* [Stored data entries]
** BEGIN **

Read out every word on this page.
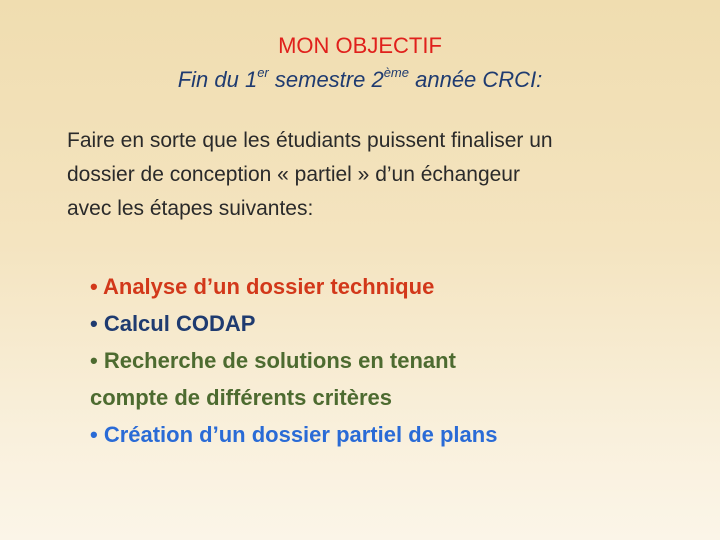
MON OBJECTIF
Fin du 1er semestre 2ème année CRCI:
Faire en sorte que les étudiants puissent finaliser un
dossier de conception « partiel » d’un échangeur
avec les étapes suivantes:
• Analyse d’un dossier technique
• Calcul CODAP
• Recherche de solutions en tenant
compte de différents critères
• Création d’un dossier partiel de plans
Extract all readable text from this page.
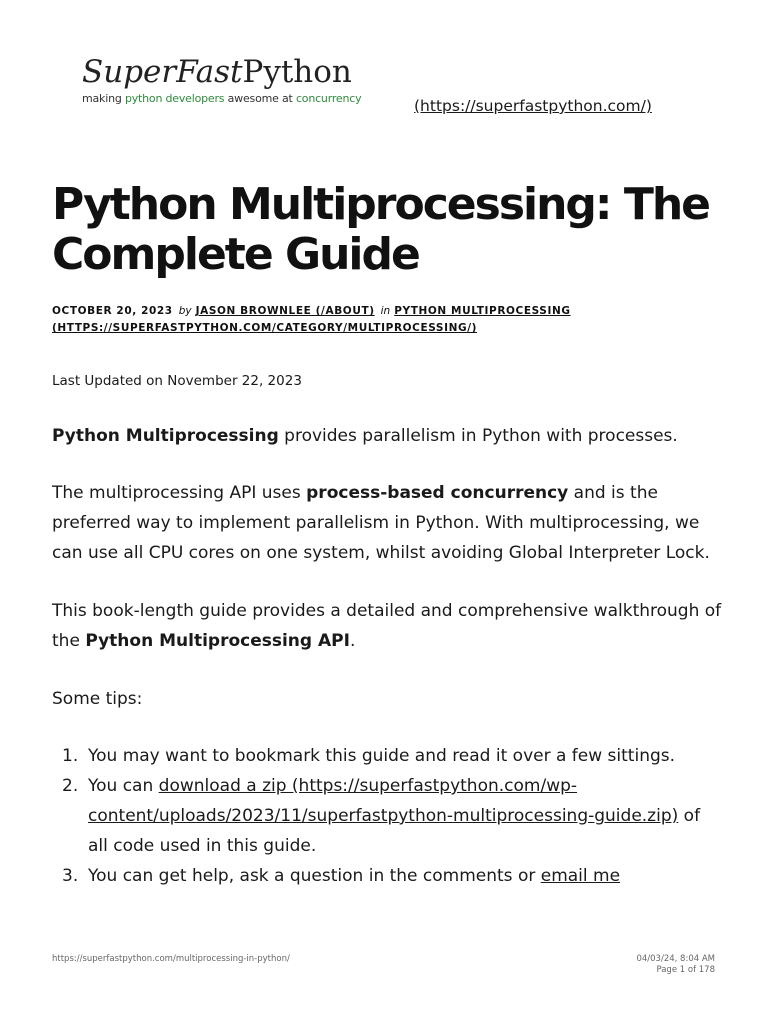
SuperFastPython
making python developers awesome at concurrency	(https://superfastpython.com/)
Python Multiprocessing: The Complete Guide
OCTOBER 20, 2023 by JASON BROWNLEE (/ABOUT) in PYTHON MULTIPROCESSING (HTTPS://SUPERFASTPYTHON.COM/CATEGORY/MULTIPROCESSING/)
Last Updated on November 22, 2023

Python Multiprocessing provides parallelism in Python with processes.

The multiprocessing API uses process-based concurrency and is the preferred way to implement parallelism in Python. With multiprocessing, we can use all CPU cores on one system, whilst avoiding Global Interpreter Lock.

This book-length guide provides a detailed and comprehensive walkthrough of the Python Multiprocessing API.

Some tips:

1. You may want to bookmark this guide and read it over a few sittings.
2. You can download a zip (https://superfastpython.com/wp-content/uploads/2023/11/superfastpython-multiprocessing-guide.zip) of all code used in this guide.
3. You can get help, ask a question in the comments or email me
https://superfastpython.com/multiprocessing-in-python/	04/03/24, 8:04 AM
Page 1 of 178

** END **

Write out all the entries word for word, but skip any images.

* [Solution to this problem]
Read out every word on this page.
MON OBJECTIF
Fin du 1er semestre 2ème année CRCI:
Faire en sorte que les étudiants puissent finaliser un
dossier de conception « partiel » d’un échangeur
avec les étapes suivantes:
• Analyse d’un dossier technique
• Calcul CODAP
• Recherche de solutions en tenant
compte de différents critères
• Création d’un dossier partiel de plans
Extract all readable text from this page.
SuperFastPython
making python developers awesome at concurrency	(https://superfastpython.com/)
Python Multiprocessing: The Complete Guide
OCTOBER 20, 2023 by JASON BROWNLEE (/ABOUT) in PYTHON MULTIPROCESSING (HTTPS://SUPERFASTPYTHON.COM/CATEGORY/MULTIPROCESSING/)
Last Updated on November 22, 2023

Python Multiprocessing provides parallelism in Python with processes.

The multiprocessing API uses process-based concurrency and is the preferred way to implement parallelism in Python. With multiprocessing, we can use all CPU cores on one system, whilst avoiding Global Interpreter Lock.

This book-length guide provides a detailed and comprehensive walkthrough of the Python Multiprocessing API.

Some tips:

1. You may want to bookmark this guide and read it over a few sittings.
2. You can download a zip (https://superfastpython.com/wp-content/uploads/2023/11/superfastpython-multiprocessing-guide.zip) of all code used in this guide.
3. You can get help, ask a question in the comments or email me
https://superfastpython.com/multiprocessing-in-python/	04/03/24, 8:04 AM
Page 1 of 178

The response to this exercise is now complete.